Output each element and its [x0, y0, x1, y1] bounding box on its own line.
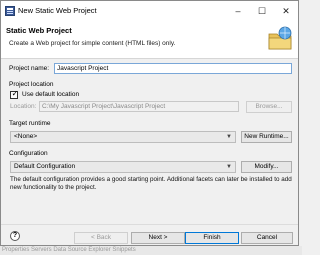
target-runtime-label: Target runtime	[9, 120, 51, 127]
minimize-button[interactable]: –	[227, 3, 249, 19]
next-button[interactable]: Next >	[131, 232, 185, 244]
configuration-select[interactable]: Default Configuration ▼	[10, 161, 236, 173]
use-default-location-label: Use default location	[22, 91, 80, 98]
background-view-tabs: Properties Servers Data Source Explorer …	[0, 246, 302, 255]
cancel-button[interactable]: Cancel	[241, 232, 293, 244]
finish-button[interactable]: Finish	[185, 232, 239, 244]
new-runtime-button[interactable]: New Runtime...	[241, 131, 292, 143]
configuration-label: Configuration	[9, 150, 48, 157]
window-title: New Static Web Project	[18, 6, 97, 15]
target-runtime-select[interactable]: <None> ▼	[10, 131, 236, 143]
back-button[interactable]: < Back	[74, 232, 128, 244]
project-name-input[interactable]: Javascript Project	[54, 63, 292, 74]
configuration-info-text: The default configuration provides a goo…	[10, 176, 292, 191]
modify-button[interactable]: Modify...	[241, 161, 292, 173]
project-name-label: Project name:	[9, 65, 50, 72]
wizard-header: Static Web Project Create a Web project …	[1, 21, 298, 59]
location-label: Location:	[10, 103, 37, 110]
dialog-window: New Static Web Project – ☐ ✕ Static Web …	[0, 0, 299, 246]
help-icon: ?	[12, 232, 18, 239]
location-input[interactable]: C:\My Javascript Project\Javascript Proj…	[39, 101, 239, 112]
minimize-icon: –	[235, 6, 241, 16]
chevron-down-icon: ▼	[226, 134, 232, 140]
page-title: Static Web Project	[6, 26, 72, 35]
web-project-folder-icon	[268, 26, 292, 50]
target-runtime-value: <None>	[14, 133, 38, 140]
checkmark-icon: ✓	[11, 89, 19, 98]
footer-divider	[1, 224, 298, 225]
close-icon: ✕	[282, 6, 290, 16]
chevron-down-icon: ▼	[226, 164, 232, 170]
maximize-icon: ☐	[257, 6, 267, 16]
maximize-button[interactable]: ☐	[251, 3, 273, 19]
close-button[interactable]: ✕	[275, 3, 297, 19]
title-bar: New Static Web Project – ☐ ✕	[1, 1, 298, 21]
browse-button[interactable]: Browse...	[246, 101, 292, 113]
project-location-label: Project location	[9, 81, 54, 88]
configuration-value: Default Configuration	[14, 163, 76, 170]
help-button[interactable]: ?	[10, 231, 20, 241]
page-description: Create a Web project for simple content …	[9, 40, 176, 47]
use-default-location-checkbox[interactable]: ✓	[10, 89, 19, 99]
eclipse-app-icon	[5, 6, 15, 16]
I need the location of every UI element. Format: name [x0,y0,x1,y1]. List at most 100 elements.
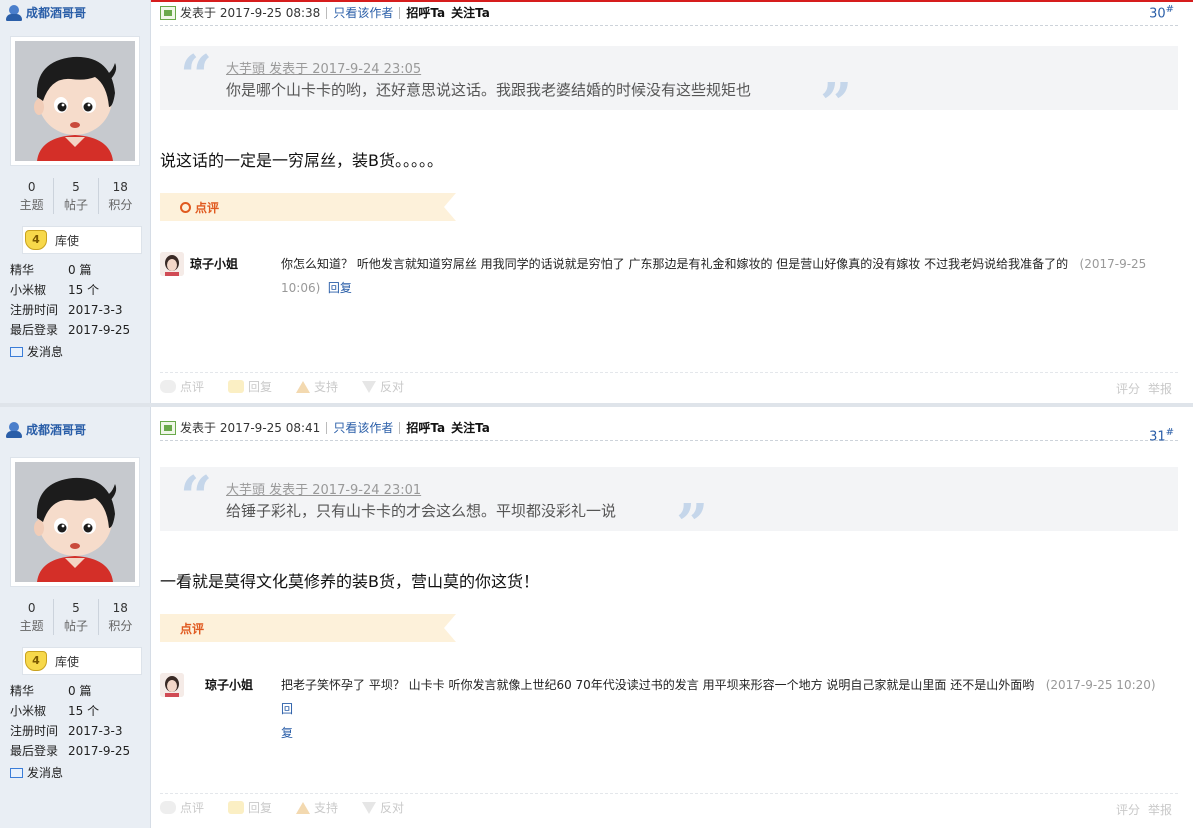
stat-posts[interactable]: 5 帖子 [54,599,99,635]
report-button[interactable]: 举报 [1148,380,1172,397]
info-key: 最后登录 [10,323,59,337]
floor-num[interactable]: 30 [1149,6,1166,21]
stat-points[interactable]: 18 积分 [99,599,142,635]
support-action-label[interactable]: 支持 [314,378,338,395]
reply-button[interactable]: 回复 [228,378,272,395]
oppose-action-label[interactable]: 反对 [380,799,404,816]
send-message-label[interactable]: 发消息 [27,764,63,781]
stat-posts-label[interactable]: 帖子 [54,617,97,635]
stat-topics-num[interactable]: 0 [10,599,53,617]
dianping-action-label[interactable]: 点评 [180,378,204,395]
divider [326,6,328,19]
rate-button[interactable]: 评分 [1116,380,1140,397]
only-author-link[interactable]: 只看该作者 [333,4,393,21]
reply-icon [228,801,245,814]
thumb-down-icon [362,380,377,393]
info-key: 精华 [10,263,35,277]
avatar[interactable] [10,36,140,166]
support-button[interactable]: 支持 [296,799,338,816]
avatar-image[interactable] [15,462,135,582]
post-main: 发表于 2017-9-25 08:41 只看该作者 招呼Ta 关注Ta 31# … [160,407,1178,828]
stat-posts-label[interactable]: 帖子 [54,196,97,214]
commenter-name[interactable]: 琼子小姐 [205,676,253,693]
author-name-text[interactable]: 成都酒哥哥 [26,4,86,21]
stat-points-label[interactable]: 积分 [99,617,142,635]
only-author-link[interactable]: 只看该作者 [333,419,393,436]
online-status-icon [160,420,176,435]
reply-action-label[interactable]: 回复 [248,378,272,395]
oppose-action-label[interactable]: 反对 [380,378,404,395]
author-name-text[interactable]: 成都酒哥哥 [26,421,86,438]
info-value: 0 篇 [68,263,92,277]
stat-topics-label[interactable]: 主题 [10,196,53,214]
dianping-button[interactable]: 点评 [160,799,204,816]
stat-points-num[interactable]: 18 [99,599,142,617]
stat-topics-num[interactable]: 0 [10,178,53,196]
circle-icon [180,202,191,213]
stat-points-num[interactable]: 18 [99,178,142,196]
user-icon [6,4,22,21]
rank-badge-icon: 4 [25,651,47,671]
greet-link[interactable]: 招呼Ta [406,419,445,436]
dianping-header: 点评 [160,614,456,642]
stat-points-label[interactable]: 积分 [99,196,142,214]
support-button[interactable]: 支持 [296,378,338,395]
rank-badge-icon: 4 [25,230,47,250]
avatar-cartoon-boy [15,462,135,582]
stat-posts[interactable]: 5 帖子 [54,178,99,214]
info-value: 15 个 [68,283,100,297]
quote-meta[interactable]: 大芋頭 发表于 2017-9-24 23:05 [226,58,421,77]
quote-close-icon: ” [820,71,853,137]
author-name[interactable]: 成都酒哥哥 [6,421,86,438]
post-body: 说这话的一定是一穷屌丝，装B货。。。。。 [160,151,443,170]
floor-number[interactable]: 31# [1149,427,1174,444]
comment-content: 你怎么知道？ 听他发言就知道穷屌丝 用我同学的话说就是穷怕了 广东那边是有礼金和… [281,257,1069,271]
post-main: 发表于 2017-9-25 08:38 只看该作者 招呼Ta 关注Ta 30# … [160,0,1178,421]
comment-reply-link-cont[interactable]: 复 [281,726,293,740]
send-message-link[interactable]: 发消息 [10,764,63,781]
send-message-label[interactable]: 发消息 [27,343,63,360]
support-action-label[interactable]: 支持 [314,799,338,816]
comment-icon [160,380,176,393]
avatar[interactable] [10,457,140,587]
report-button[interactable]: 举报 [1148,801,1172,818]
floor-number[interactable]: 30# [1149,4,1174,21]
stat-posts-num[interactable]: 5 [54,178,97,196]
floor-num[interactable]: 31 [1149,429,1166,444]
author-stats: 0 主题 5 帖子 18 积分 [10,178,142,214]
mail-icon [10,346,23,357]
commenter-avatar[interactable] [160,673,184,697]
follow-link[interactable]: 关注Ta [451,4,490,21]
send-message-link[interactable]: 发消息 [10,343,63,360]
dianping-header: 点评 [160,193,456,221]
info-value: 2017-9-25 [68,744,131,758]
author-name[interactable]: 成都酒哥哥 [6,4,86,21]
quote-open-icon: “ [180,43,213,109]
oppose-button[interactable]: 反对 [362,799,404,816]
mail-icon [10,767,23,778]
commenter-avatar[interactable] [160,252,184,276]
dianping-button[interactable]: 点评 [160,378,204,395]
commenter-avatar-image [160,252,184,276]
stat-topics[interactable]: 0 主题 [10,178,55,214]
stat-points[interactable]: 18 积分 [99,178,142,214]
rate-button[interactable]: 评分 [1116,801,1140,818]
quote-meta[interactable]: 大芋頭 发表于 2017-9-24 23:01 [226,479,421,498]
greet-link[interactable]: 招呼Ta [406,4,445,21]
rank-box: 4 库使 [22,226,142,254]
follow-link[interactable]: 关注Ta [451,419,490,436]
comment-content: 把老子笑怀孕了 平坝？ 山卡卡 听你发言就像上世纪60 70年代没读过书的发言 … [281,678,1035,692]
avatar-image[interactable] [15,41,135,161]
comment-reply-link[interactable]: 回 [281,702,293,716]
stat-topics[interactable]: 0 主题 [10,599,55,635]
oppose-button[interactable]: 反对 [362,378,404,395]
dianping-action-label[interactable]: 点评 [180,799,204,816]
quote-text: 你是哪个山卡卡的哟，还好意思说这话。我跟我老婆结婚的时候没有这些规矩也 [226,81,752,99]
comment-reply-link[interactable]: 回复 [328,281,352,295]
commenter-name[interactable]: 琼子小姐 [190,255,238,272]
reply-action-label[interactable]: 回复 [248,799,272,816]
divider [399,6,401,19]
stat-posts-num[interactable]: 5 [54,599,97,617]
stat-topics-label[interactable]: 主题 [10,617,53,635]
reply-button[interactable]: 回复 [228,799,272,816]
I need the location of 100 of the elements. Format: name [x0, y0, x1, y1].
★ ★ ★ ★ ★
[AIM]
Write out again, character for character, the lines of the entries starting with the line containing "stat-posts[interactable]: 5 帖子 [54,599,99,635]" and going on through the line containing "stat-points[interactable]: 18 积分 [99,599,142,635]", both included.

[SOLUTION FOR THIS TASK]
stat-posts[interactable]: 5 帖子 [54,599,99,635]
report-button[interactable]: 举报 [1148,380,1172,397]
info-key: 最后登录 [10,323,59,337]
floor-num[interactable]: 30 [1149,6,1166,21]
stat-points[interactable]: 18 积分 [99,599,142,635]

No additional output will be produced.